EXERCISE INSTRUCTIONS: List each line of the data that holds the string "this".

:::::

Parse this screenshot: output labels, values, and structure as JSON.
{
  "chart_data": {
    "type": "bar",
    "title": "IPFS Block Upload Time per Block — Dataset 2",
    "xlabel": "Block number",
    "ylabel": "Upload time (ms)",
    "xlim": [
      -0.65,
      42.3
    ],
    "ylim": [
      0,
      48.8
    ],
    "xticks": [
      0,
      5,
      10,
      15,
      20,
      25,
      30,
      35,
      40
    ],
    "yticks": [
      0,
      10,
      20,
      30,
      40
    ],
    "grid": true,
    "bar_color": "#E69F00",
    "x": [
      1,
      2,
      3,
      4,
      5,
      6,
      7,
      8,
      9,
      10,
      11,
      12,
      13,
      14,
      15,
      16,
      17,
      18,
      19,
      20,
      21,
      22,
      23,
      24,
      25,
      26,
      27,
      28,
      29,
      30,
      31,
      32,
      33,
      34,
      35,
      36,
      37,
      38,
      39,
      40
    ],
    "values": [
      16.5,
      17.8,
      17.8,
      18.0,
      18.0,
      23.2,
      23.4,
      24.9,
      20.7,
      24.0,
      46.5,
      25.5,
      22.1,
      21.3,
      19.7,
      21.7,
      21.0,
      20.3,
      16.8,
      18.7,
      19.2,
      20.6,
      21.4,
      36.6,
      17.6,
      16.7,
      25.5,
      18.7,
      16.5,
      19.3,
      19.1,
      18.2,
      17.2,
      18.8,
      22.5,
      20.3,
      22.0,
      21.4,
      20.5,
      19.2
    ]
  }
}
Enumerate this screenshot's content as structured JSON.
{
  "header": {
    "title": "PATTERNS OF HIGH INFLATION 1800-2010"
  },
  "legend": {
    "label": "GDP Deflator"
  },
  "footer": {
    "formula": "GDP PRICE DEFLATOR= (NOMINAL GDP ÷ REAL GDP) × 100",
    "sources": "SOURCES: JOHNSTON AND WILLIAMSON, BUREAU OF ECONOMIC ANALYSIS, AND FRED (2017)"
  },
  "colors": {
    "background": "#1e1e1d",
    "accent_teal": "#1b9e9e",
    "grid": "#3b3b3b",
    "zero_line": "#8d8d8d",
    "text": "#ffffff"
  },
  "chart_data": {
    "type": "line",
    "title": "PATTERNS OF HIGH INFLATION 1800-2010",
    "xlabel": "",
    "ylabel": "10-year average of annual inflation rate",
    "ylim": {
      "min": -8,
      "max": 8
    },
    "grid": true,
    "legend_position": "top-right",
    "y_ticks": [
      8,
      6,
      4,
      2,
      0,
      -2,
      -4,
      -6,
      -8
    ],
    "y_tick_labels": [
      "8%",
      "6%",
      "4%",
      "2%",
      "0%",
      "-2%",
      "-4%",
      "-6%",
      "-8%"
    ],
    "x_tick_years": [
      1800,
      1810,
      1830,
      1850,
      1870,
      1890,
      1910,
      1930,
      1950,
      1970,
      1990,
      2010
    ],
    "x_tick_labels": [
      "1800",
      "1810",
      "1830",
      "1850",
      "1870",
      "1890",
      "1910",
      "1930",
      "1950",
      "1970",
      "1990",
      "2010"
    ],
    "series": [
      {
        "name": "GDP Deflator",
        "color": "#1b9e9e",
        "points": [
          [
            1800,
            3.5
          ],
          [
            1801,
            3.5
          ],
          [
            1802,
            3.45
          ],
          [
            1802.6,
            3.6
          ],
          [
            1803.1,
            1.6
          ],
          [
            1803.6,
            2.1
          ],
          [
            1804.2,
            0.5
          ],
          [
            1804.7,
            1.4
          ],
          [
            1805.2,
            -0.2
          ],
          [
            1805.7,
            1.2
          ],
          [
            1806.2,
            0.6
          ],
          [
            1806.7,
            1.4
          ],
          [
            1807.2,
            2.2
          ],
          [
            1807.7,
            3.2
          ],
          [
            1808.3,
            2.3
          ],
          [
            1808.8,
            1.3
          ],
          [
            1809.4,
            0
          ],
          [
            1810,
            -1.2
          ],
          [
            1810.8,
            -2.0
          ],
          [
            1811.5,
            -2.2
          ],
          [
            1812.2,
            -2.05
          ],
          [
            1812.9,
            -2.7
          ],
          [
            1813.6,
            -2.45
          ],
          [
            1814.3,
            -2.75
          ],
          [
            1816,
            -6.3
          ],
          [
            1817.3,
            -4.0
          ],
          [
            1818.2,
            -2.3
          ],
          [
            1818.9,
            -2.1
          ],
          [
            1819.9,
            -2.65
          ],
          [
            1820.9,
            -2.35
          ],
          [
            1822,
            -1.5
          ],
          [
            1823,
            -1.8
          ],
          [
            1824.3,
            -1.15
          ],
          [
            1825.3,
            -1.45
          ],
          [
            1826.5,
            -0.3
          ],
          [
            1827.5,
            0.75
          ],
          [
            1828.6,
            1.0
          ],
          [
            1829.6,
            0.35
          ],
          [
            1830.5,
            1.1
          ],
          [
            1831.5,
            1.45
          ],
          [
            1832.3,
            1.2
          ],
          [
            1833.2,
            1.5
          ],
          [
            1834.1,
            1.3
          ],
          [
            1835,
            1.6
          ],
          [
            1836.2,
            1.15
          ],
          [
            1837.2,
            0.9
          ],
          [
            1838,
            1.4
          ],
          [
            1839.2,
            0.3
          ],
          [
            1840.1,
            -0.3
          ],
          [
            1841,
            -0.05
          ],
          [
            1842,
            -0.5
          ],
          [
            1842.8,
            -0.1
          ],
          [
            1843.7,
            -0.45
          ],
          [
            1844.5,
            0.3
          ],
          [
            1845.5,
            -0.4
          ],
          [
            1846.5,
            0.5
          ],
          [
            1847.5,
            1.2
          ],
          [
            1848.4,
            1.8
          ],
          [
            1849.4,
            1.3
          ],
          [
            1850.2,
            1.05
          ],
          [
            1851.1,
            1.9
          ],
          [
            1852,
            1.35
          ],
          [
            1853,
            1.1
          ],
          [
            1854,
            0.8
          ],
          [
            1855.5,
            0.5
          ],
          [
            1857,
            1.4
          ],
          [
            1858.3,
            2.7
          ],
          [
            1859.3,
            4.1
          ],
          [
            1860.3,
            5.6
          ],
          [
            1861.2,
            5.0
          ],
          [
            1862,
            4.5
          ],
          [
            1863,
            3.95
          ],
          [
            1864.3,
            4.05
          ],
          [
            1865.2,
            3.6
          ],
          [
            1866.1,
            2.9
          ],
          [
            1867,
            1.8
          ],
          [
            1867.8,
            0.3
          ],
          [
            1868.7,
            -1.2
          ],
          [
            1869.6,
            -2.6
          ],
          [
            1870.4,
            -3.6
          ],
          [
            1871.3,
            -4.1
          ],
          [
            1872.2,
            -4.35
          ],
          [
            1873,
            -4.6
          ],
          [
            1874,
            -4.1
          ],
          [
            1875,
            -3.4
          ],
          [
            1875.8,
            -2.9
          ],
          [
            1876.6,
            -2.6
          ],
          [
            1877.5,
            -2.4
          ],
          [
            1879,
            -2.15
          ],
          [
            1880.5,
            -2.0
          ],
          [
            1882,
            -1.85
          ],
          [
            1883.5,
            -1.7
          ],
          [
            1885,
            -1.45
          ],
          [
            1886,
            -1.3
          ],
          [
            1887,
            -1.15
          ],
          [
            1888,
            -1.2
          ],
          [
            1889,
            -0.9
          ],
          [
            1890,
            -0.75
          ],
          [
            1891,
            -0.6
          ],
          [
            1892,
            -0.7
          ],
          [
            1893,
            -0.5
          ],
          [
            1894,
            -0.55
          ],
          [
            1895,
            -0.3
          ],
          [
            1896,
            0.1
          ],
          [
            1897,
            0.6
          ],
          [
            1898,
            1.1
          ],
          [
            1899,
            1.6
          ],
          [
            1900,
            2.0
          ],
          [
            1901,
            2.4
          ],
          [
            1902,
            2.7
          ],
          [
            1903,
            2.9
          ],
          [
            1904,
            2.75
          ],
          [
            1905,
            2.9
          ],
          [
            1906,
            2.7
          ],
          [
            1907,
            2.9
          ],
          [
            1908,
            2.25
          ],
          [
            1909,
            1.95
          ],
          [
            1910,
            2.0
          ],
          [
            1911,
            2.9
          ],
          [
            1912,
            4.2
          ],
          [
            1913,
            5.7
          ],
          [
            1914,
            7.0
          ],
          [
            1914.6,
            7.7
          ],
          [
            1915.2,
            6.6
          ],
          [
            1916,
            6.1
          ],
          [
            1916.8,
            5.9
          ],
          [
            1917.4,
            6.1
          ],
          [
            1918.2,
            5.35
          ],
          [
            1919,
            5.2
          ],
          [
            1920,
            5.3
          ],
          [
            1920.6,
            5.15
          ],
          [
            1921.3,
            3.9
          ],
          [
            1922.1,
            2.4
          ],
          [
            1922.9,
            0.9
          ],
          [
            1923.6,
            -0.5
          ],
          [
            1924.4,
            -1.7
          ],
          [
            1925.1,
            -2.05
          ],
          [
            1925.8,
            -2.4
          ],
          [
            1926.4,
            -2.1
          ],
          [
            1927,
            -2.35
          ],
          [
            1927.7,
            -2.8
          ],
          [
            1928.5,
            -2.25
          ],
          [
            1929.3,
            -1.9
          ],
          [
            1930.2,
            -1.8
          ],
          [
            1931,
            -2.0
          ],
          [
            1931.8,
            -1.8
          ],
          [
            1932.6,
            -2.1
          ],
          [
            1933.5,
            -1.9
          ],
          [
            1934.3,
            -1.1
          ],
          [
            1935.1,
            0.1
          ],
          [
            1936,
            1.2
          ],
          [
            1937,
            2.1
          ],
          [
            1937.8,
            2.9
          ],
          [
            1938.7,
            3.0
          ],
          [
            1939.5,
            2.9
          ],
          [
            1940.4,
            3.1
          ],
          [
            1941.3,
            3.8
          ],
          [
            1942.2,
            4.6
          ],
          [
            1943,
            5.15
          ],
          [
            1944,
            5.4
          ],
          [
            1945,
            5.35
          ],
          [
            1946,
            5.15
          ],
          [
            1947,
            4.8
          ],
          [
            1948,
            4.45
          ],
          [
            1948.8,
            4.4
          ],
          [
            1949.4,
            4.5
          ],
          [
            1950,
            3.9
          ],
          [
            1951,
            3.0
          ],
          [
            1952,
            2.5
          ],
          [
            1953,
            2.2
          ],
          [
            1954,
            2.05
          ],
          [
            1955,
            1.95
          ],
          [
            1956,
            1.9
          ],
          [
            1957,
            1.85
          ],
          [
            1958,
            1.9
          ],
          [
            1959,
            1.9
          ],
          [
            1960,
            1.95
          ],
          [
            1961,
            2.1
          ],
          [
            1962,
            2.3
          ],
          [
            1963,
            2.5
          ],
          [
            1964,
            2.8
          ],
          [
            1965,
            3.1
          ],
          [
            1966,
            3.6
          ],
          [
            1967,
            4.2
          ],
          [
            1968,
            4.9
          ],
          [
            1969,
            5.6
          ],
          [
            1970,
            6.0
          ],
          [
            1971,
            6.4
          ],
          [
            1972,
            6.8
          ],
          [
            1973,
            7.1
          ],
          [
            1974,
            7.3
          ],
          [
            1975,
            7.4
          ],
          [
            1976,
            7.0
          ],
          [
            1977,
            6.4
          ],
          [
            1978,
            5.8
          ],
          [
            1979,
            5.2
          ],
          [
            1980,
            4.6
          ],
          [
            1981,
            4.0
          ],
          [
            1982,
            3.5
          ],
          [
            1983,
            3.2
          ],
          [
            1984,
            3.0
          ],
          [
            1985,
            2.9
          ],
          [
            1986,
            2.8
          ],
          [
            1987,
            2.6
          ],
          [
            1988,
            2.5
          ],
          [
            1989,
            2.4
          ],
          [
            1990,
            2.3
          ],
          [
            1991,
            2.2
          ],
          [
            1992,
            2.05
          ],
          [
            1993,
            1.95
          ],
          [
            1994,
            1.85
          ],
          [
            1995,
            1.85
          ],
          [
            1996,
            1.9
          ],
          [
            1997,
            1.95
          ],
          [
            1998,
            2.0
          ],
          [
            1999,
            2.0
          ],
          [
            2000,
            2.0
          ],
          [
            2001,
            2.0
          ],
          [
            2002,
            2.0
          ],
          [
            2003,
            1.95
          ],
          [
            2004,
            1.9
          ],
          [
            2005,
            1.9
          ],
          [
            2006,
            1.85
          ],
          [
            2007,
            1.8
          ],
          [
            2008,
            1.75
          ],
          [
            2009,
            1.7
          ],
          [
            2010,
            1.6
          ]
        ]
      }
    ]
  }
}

:::::

WRITTEN SOLUTION:
Parse this screenshot: output labels, values, and structure as JSON.
Enumerate this screenshot's content as structured JSON.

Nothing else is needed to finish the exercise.